* _WORK REQUIRED_: Copy out each line containing "usage" from the entries below.

* _A run of records_:
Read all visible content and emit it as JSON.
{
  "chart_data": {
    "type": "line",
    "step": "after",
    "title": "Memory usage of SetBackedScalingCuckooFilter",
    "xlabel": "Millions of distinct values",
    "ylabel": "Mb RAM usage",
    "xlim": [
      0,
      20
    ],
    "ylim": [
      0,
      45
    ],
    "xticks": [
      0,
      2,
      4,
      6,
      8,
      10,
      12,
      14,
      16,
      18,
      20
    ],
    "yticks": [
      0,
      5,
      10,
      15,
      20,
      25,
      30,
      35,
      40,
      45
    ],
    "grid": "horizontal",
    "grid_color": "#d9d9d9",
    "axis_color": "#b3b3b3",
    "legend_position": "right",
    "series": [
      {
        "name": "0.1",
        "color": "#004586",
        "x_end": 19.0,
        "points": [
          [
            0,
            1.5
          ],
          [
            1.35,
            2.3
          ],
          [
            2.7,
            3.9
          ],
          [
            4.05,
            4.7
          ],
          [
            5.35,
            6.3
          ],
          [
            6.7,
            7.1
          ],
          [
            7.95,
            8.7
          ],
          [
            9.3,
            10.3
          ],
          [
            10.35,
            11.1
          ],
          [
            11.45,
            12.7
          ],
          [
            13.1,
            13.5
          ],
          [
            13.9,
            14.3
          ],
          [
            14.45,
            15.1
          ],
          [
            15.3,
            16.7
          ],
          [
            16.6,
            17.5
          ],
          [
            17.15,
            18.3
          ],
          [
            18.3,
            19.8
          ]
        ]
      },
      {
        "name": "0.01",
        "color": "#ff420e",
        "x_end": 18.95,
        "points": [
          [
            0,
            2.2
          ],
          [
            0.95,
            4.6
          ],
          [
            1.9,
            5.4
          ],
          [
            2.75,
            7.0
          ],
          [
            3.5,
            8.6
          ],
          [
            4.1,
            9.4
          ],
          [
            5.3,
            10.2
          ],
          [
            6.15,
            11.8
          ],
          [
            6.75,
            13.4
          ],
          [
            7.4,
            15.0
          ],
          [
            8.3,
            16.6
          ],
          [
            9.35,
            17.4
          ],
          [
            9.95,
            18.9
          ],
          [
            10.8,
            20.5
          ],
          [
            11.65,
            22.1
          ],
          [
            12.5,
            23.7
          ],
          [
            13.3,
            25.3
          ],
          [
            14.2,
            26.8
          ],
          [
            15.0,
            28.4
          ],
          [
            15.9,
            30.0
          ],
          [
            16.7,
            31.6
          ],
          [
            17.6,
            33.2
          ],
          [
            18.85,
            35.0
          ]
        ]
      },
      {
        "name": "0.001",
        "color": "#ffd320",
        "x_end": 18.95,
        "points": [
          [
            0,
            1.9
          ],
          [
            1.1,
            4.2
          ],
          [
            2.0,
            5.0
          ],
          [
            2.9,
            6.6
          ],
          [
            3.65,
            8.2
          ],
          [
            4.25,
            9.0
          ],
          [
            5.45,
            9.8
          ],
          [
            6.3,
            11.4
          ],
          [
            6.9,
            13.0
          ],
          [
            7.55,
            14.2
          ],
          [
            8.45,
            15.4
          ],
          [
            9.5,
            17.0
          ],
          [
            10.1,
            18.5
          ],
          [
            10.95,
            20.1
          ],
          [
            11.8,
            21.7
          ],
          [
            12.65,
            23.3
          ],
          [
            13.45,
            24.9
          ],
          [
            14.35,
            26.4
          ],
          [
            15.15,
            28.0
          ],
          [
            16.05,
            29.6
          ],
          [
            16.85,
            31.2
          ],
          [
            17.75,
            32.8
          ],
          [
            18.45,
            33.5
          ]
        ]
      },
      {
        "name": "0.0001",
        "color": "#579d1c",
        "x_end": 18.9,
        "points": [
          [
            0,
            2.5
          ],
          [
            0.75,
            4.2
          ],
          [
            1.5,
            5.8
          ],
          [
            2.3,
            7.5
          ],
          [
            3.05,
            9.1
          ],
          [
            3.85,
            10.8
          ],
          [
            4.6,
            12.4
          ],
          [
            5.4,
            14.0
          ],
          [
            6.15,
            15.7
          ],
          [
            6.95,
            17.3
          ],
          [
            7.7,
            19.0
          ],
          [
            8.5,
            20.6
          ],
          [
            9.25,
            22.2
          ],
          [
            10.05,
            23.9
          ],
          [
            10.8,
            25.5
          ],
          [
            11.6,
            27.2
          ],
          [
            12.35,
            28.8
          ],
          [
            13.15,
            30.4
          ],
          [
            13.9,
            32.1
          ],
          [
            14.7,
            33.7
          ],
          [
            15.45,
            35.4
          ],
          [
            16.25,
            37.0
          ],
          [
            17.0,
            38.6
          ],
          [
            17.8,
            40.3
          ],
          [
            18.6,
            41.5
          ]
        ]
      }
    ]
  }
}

* _EXERCISE OUTPUT_:
    "title": "Memory usage of SetBackedScalingCuckooFilter",
    "ylabel": "Mb RAM usage",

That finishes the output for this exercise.